▶ _Available records_:
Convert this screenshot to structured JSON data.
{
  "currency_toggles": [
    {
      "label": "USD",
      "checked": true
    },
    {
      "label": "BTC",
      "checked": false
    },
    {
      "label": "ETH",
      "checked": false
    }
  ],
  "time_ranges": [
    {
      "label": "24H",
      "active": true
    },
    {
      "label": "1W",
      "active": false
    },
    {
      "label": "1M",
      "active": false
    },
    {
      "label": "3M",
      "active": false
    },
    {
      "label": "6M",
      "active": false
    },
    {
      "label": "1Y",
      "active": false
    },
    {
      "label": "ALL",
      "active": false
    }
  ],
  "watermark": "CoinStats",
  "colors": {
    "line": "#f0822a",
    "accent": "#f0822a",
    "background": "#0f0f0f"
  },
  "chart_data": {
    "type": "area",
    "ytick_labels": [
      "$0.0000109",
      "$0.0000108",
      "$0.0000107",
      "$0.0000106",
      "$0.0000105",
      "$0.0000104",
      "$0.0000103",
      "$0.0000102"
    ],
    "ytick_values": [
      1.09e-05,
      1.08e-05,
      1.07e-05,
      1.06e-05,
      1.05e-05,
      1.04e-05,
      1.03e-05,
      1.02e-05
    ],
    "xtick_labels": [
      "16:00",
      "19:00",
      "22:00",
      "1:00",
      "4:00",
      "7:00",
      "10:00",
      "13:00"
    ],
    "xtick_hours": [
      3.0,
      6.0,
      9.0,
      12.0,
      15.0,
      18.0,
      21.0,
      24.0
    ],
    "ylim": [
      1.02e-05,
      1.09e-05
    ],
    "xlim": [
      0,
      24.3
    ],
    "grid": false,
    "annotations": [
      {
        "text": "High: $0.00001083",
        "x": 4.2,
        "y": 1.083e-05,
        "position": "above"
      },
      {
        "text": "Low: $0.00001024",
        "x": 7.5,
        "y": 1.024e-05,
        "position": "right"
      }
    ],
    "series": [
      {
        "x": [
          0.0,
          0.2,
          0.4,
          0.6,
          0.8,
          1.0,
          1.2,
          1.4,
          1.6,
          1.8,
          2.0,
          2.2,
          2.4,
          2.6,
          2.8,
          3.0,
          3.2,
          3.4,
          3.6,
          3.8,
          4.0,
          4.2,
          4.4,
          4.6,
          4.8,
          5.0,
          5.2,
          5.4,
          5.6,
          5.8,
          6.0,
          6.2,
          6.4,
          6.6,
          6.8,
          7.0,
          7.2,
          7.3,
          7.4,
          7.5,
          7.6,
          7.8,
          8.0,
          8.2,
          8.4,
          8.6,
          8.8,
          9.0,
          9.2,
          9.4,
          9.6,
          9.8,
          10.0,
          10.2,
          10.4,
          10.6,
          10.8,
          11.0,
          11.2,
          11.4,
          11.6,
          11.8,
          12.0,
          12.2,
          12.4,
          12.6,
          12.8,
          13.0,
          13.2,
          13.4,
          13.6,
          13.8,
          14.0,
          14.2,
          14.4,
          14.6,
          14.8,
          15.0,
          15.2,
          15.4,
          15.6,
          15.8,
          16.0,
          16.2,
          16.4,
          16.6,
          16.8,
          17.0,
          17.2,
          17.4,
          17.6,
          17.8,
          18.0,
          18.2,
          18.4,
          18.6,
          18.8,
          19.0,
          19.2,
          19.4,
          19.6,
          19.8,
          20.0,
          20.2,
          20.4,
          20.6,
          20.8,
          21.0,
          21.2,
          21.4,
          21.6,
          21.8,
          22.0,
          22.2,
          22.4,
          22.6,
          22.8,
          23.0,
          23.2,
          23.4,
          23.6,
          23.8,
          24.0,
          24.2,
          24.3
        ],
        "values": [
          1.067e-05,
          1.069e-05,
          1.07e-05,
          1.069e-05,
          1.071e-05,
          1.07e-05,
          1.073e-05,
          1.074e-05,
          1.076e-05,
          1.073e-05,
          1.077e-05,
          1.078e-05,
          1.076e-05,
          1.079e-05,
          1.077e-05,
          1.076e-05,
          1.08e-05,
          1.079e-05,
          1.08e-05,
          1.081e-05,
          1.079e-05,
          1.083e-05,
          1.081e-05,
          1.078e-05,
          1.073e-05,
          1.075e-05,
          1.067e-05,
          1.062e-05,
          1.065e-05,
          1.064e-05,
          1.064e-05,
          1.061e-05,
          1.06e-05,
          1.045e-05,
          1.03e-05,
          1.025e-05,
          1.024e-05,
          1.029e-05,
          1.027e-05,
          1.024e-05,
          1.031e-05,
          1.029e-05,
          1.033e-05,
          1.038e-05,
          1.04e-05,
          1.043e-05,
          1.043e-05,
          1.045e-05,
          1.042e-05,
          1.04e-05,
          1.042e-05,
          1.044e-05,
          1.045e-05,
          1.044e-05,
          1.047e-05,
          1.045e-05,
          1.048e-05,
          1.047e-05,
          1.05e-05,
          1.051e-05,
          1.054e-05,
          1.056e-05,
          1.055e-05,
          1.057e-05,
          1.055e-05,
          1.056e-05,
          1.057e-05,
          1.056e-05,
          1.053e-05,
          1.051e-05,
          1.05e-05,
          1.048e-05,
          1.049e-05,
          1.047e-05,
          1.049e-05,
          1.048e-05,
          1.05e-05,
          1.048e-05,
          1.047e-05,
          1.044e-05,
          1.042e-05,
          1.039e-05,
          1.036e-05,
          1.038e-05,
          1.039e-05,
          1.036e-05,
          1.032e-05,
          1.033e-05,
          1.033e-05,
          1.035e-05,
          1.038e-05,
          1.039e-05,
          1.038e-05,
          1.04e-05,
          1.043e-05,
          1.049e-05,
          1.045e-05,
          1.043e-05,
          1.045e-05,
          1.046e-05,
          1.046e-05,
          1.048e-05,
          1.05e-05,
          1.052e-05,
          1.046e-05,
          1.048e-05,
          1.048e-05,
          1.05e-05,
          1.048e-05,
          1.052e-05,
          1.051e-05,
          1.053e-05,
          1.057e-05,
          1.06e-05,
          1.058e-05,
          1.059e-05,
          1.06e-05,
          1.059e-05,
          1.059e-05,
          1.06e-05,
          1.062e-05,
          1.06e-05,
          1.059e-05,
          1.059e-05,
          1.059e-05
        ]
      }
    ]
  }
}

▶ _Set exercise_:
Reproduce each entry word for word.

▶ _Task response_:
Convert this screenshot to structured JSON data.
{
  "currency_toggles": [
    {
      "label": "USD",
      "checked": true
    },
    {
      "label": "BTC",
      "checked": false
    },
    {
      "label": "ETH",
      "checked": false
    }
  ],
  "time_ranges": [
    {
      "label": "24H",
      "active": true
    },
    {
      "label": "1W",
      "active": false
    },
    {
      "label": "1M",
      "active": false
    },
    {
      "label": "3M",
      "active": false
    },
    {
      "label": "6M",
      "active": false
    },
    {
      "label": "1Y",
      "active": false
    },
    {
      "label": "ALL",
      "active": false
    }
  ],
  "watermark": "CoinStats",
  "colors": {
    "line": "#f0822a",
    "accent": "#f0822a",
    "background": "#0f0f0f"
  },
  "chart_data": {
    "type": "area",
    "ytick_labels": [
      "$0.0000109",
      "$0.0000108",
      "$0.0000107",
      "$0.0000106",
      "$0.0000105",
      "$0.0000104",
      "$0.0000103",
      "$0.0000102"
    ],
    "ytick_values": [
      1.09e-05,
      1.08e-05,
      1.07e-05,
      1.06e-05,
      1.05e-05,
      1.04e-05,
      1.03e-05,
      1.02e-05
    ],
    "xtick_labels": [
      "16:00",
      "19:00",
      "22:00",
      "1:00",
      "4:00",
      "7:00",
      "10:00",
      "13:00"
    ],
    "xtick_hours": [
      3.0,
      6.0,
      9.0,
      12.0,
      15.0,
      18.0,
      21.0,
      24.0
    ],
    "ylim": [
      1.02e-05,
      1.09e-05
    ],
    "xlim": [
      0,
      24.3
    ],
    "grid": false,
    "annotations": [
      {
        "text": "High: $0.00001083",
        "x": 4.2,
        "y": 1.083e-05,
        "position": "above"
      },
      {
        "text": "Low: $0.00001024",
        "x": 7.5,
        "y": 1.024e-05,
        "position": "right"
      }
    ],
    "series": [
      {
        "x": [
          0.0,
          0.2,
          0.4,
          0.6,
          0.8,
          1.0,
          1.2,
          1.4,
          1.6,
          1.8,
          2.0,
          2.2,
          2.4,
          2.6,
          2.8,
          3.0,
          3.2,
          3.4,
          3.6,
          3.8,
          4.0,
          4.2,
          4.4,
          4.6,
          4.8,
          5.0,
          5.2,
          5.4,
          5.6,
          5.8,
          6.0,
          6.2,
          6.4,
          6.6,
          6.8,
          7.0,
          7.2,
          7.3,
          7.4,
          7.5,
          7.6,
          7.8,
          8.0,
          8.2,
          8.4,
          8.6,
          8.8,
          9.0,
          9.2,
          9.4,
          9.6,
          9.8,
          10.0,
          10.2,
          10.4,
          10.6,
          10.8,
          11.0,
          11.2,
          11.4,
          11.6,
          11.8,
          12.0,
          12.2,
          12.4,
          12.6,
          12.8,
          13.0,
          13.2,
          13.4,
          13.6,
          13.8,
          14.0,
          14.2,
          14.4,
          14.6,
          14.8,
          15.0,
          15.2,
          15.4,
          15.6,
          15.8,
          16.0,
          16.2,
          16.4,
          16.6,
          16.8,
          17.0,
          17.2,
          17.4,
          17.6,
          17.8,
          18.0,
          18.2,
          18.4,
          18.6,
          18.8,
          19.0,
          19.2,
          19.4,
          19.6,
          19.8,
          20.0,
          20.2,
          20.4,
          20.6,
          20.8,
          21.0,
          21.2,
          21.4,
          21.6,
          21.8,
          22.0,
          22.2,
          22.4,
          22.6,
          22.8,
          23.0,
          23.2,
          23.4,
          23.6,
          23.8,
          24.0,
          24.2,
          24.3
        ],
        "values": [
          1.067e-05,
          1.069e-05,
          1.07e-05,
          1.069e-05,
          1.071e-05,
          1.07e-05,
          1.073e-05,
          1.074e-05,
          1.076e-05,
          1.073e-05,
          1.077e-05,
          1.078e-05,
          1.076e-05,
          1.079e-05,
          1.077e-05,
          1.076e-05,
          1.08e-05,
          1.079e-05,
          1.08e-05,
          1.081e-05,
          1.079e-05,
          1.083e-05,
          1.081e-05,
          1.078e-05,
          1.073e-05,
          1.075e-05,
          1.067e-05,
          1.062e-05,
          1.065e-05,
          1.064e-05,
          1.064e-05,
          1.061e-05,
          1.06e-05,
          1.045e-05,
          1.03e-05,
          1.025e-05,
          1.024e-05,
          1.029e-05,
          1.027e-05,
          1.024e-05,
          1.031e-05,
          1.029e-05,
          1.033e-05,
          1.038e-05,
          1.04e-05,
          1.043e-05,
          1.043e-05,
          1.045e-05,
          1.042e-05,
          1.04e-05,
          1.042e-05,
          1.044e-05,
          1.045e-05,
          1.044e-05,
          1.047e-05,
          1.045e-05,
          1.048e-05,
          1.047e-05,
          1.05e-05,
          1.051e-05,
          1.054e-05,
          1.056e-05,
          1.055e-05,
          1.057e-05,
          1.055e-05,
          1.056e-05,
          1.057e-05,
          1.056e-05,
          1.053e-05,
          1.051e-05,
          1.05e-05,
          1.048e-05,
          1.049e-05,
          1.047e-05,
          1.049e-05,
          1.048e-05,
          1.05e-05,
          1.048e-05,
          1.047e-05,
          1.044e-05,
          1.042e-05,
          1.039e-05,
          1.036e-05,
          1.038e-05,
          1.039e-05,
          1.036e-05,
          1.032e-05,
          1.033e-05,
          1.033e-05,
          1.035e-05,
          1.038e-05,
          1.039e-05,
          1.038e-05,
          1.04e-05,
          1.043e-05,
          1.049e-05,
          1.045e-05,
          1.043e-05,
          1.045e-05,
          1.046e-05,
          1.046e-05,
          1.048e-05,
          1.05e-05,
          1.052e-05,
          1.046e-05,
          1.048e-05,
          1.048e-05,
          1.05e-05,
          1.048e-05,
          1.052e-05,
          1.051e-05,
          1.053e-05,
          1.057e-05,
          1.06e-05,
          1.058e-05,
          1.059e-05,
          1.06e-05,
          1.059e-05,
          1.059e-05,
          1.06e-05,
          1.062e-05,
          1.06e-05,
          1.059e-05,
          1.059e-05,
          1.059e-05
        ]
      }
    ]
  }
}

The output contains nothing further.